WHAT IS NEEDED → Return every line of the data below that includes the string "JSON".

RECORD EXCERPTS →

## start

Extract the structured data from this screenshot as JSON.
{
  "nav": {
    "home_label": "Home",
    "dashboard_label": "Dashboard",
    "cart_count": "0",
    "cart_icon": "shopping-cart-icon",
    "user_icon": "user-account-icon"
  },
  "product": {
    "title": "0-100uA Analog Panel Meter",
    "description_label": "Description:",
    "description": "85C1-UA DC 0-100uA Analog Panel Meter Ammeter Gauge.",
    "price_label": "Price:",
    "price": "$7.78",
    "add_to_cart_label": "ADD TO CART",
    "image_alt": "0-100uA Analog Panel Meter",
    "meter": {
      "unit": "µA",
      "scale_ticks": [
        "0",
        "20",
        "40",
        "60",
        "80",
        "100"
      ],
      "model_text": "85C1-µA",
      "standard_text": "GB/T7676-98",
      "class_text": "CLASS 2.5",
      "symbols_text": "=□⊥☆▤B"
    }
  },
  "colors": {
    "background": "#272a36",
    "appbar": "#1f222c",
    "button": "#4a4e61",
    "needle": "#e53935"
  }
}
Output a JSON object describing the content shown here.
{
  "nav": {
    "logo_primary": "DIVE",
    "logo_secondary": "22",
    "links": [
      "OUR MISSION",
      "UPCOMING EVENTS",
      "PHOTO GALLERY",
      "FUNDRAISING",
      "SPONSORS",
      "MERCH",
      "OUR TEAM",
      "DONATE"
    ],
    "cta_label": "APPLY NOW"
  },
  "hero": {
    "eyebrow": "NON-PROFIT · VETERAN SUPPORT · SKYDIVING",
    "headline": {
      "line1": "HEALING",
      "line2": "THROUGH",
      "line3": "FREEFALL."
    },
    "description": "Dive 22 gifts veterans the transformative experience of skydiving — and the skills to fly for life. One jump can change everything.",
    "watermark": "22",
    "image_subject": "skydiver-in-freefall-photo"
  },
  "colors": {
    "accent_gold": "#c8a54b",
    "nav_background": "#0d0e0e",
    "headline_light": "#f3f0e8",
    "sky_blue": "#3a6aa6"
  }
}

## end

WRITTEN ANSWER →
Extract the structured data from this screenshot as JSON.
Output a JSON object describing the content shown here.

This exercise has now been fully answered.